## TRECHO DA PÁGINA
********

As Regras do Método Sociológico na composição de Algumas Formas Primitivas de Classificação de Durkheim
Ângelo Fornazari Batista.
Introdução
Auguste Comte, filósofo e
inaugurador da Sociologia, propõe em seu livro “Curso de Filosofia Positiva”, na
primeira metade do século XIX, que a história da humanidade é constituída por
três estágios. O estágio teológico, o metafísico e o positivo.
O estágio teológico tem
como característica básica a explicação da natureza mediante seres
sobrenaturais. Como no início dos tempos, a humanidade ainda não tinha ainda
tempo suficiente para observar a natureza. Desta falta de observação e
necessitando explicar os fenômenos a sua volta, o homem, entregue ao desespero
e à acomodação, tendeu a se projetar na natureza. Isto é, todas as ocorrências
naturais são fetiches: o Sol, a Lua, as marés, as montanhas ganham vida, estão,
agora, animadas. Ainda no estágio teológico a transmissão do conhecimento é
autoritária: o sacerdote é ponto de sapiência e reverência.
O estado metafísico é o
qual Comte tem menos apreço: este estado permuta a explicação dos seres
sobrenaturais por forças. O conhecimento gerado pelo espírito metafísico deve
ser argumentado e não simplesmente baseado na fé. Etapa de transição entre o
estado teológico e o positivo, o estado em questão, ao mesmo tempo em que
antecipa características deste, retém outras tantas daquele.
Por fim, o estado positivo
é o estado final do desenvolvimento humano. Aqui não estamos mais preocupados
com as explicações causais dos objetos naturais. O homem com espírito positivo
é aquele que se prende às leis da natureza, ignorando suas causas imanentes. Por
exemplo, a física aristotélica baseava seus conhecimentos no modo teológico e
metafísico; ao passo que Newton, e posteriormente Einstein, explicam a queda
dos corpos de maneira indubitavelmente positiva.

********

## EXERCÍCIO ESCRITO 1
Reescreva o texto sobre os três estágios de Comte começando em "As Regras do" e terminando em "e o positivo.", renomeando "humanidade" para "espécie humana".
## EXERCÍCIO ESCRITO 2
Segundo o texto sobre os três estágios de Comte, por qual dos estados Comte tem menos apreço?
## EXERCÍCIO ESCRITO 3
Por favor, indique se cada afirmação concorda com o texto sobre os três estágios de Comte, respondendo sim ou não e citando as palavras decisivas:
(a) No estágio teológico, o sacerdote é ponto de sapiência e reverência.
(b) O homem com espírito positivo se dedica às causas imanentes da natureza.
(c) Comte propôs os três estágios na segunda metade do século XIX.

Registros de uma coleta de dados:
********

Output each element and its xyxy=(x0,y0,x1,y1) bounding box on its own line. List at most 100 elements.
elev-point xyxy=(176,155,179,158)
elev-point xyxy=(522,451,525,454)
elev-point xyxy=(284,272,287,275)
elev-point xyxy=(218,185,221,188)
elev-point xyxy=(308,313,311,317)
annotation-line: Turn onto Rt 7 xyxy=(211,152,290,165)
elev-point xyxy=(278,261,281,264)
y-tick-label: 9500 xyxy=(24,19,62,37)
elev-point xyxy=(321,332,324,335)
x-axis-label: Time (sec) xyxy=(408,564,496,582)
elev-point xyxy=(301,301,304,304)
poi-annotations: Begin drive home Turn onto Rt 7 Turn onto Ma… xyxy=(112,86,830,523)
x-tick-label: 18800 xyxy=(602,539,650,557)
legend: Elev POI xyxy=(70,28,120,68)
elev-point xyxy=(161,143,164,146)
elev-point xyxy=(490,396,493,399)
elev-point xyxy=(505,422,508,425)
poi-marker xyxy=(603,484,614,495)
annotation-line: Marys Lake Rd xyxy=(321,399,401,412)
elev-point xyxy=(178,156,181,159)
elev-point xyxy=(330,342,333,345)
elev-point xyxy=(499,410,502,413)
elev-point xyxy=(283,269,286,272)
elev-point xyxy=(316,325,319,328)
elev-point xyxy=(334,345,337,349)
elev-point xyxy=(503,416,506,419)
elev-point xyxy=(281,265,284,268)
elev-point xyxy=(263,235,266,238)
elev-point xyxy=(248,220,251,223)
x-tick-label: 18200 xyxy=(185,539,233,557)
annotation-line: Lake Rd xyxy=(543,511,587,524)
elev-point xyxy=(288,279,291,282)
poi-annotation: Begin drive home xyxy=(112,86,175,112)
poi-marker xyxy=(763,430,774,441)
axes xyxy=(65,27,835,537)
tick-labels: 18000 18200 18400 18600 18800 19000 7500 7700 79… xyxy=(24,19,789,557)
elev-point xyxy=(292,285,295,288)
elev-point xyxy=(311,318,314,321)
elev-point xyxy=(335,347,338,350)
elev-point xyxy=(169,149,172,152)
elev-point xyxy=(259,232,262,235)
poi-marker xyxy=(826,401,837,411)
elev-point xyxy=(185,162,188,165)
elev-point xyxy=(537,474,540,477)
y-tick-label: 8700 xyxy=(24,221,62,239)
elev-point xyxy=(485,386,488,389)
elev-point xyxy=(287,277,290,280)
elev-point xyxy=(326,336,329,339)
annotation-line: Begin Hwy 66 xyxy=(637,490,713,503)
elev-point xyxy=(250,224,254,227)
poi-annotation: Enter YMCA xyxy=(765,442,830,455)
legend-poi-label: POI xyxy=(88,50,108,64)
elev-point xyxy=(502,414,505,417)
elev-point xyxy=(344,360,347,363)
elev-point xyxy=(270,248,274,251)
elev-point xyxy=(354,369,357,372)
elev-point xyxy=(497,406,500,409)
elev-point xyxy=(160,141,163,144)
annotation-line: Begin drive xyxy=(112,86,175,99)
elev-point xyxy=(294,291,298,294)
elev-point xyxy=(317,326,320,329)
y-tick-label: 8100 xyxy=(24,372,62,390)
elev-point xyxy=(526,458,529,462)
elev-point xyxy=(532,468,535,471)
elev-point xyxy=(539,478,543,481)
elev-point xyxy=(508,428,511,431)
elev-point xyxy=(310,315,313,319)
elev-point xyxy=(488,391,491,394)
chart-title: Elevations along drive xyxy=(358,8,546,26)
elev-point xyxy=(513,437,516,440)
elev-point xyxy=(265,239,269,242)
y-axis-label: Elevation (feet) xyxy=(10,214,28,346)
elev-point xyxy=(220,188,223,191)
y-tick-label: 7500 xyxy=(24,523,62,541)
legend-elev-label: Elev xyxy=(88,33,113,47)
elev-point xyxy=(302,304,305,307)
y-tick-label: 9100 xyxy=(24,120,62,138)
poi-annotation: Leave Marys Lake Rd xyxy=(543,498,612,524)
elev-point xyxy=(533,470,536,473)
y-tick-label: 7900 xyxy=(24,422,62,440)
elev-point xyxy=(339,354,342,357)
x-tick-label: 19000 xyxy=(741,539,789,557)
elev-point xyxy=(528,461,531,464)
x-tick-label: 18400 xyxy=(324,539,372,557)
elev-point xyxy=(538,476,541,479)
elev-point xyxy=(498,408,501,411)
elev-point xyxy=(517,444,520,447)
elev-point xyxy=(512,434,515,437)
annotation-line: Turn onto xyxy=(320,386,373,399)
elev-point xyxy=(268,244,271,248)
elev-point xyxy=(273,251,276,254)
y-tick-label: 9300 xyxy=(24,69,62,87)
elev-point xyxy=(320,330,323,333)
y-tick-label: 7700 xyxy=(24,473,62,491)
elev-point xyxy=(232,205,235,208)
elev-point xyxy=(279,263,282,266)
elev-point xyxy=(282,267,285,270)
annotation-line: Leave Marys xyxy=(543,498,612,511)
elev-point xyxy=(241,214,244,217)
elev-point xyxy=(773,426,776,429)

********

## RESPOSTA ESPERADA 1
As Regras do Método Sociológico na composição de Algumas Formas Primitivas de Classificação de Durkheim
Ângelo Fornazari Batista.
Introdução
Auguste Comte, filósofo e
inaugurador da Sociologia, propõe em seu livro “Curso de Filosofia Positiva”, na
primeira metade do século XIX, que a história da espécie humana é constituída por
três estágios. O estágio teológico, o metafísico e o positivo.

## RESPOSTA ESPERADA 2
Pelo estado metafísico.

## RESPOSTA ESPERADA 3
(a) Sim: "o sacerdote é ponto de sapiência e reverência".
(b) Não: "se prende às leis da natureza, ignorando suas causas imanentes".
(c) Não: "primeira metade do século XIX".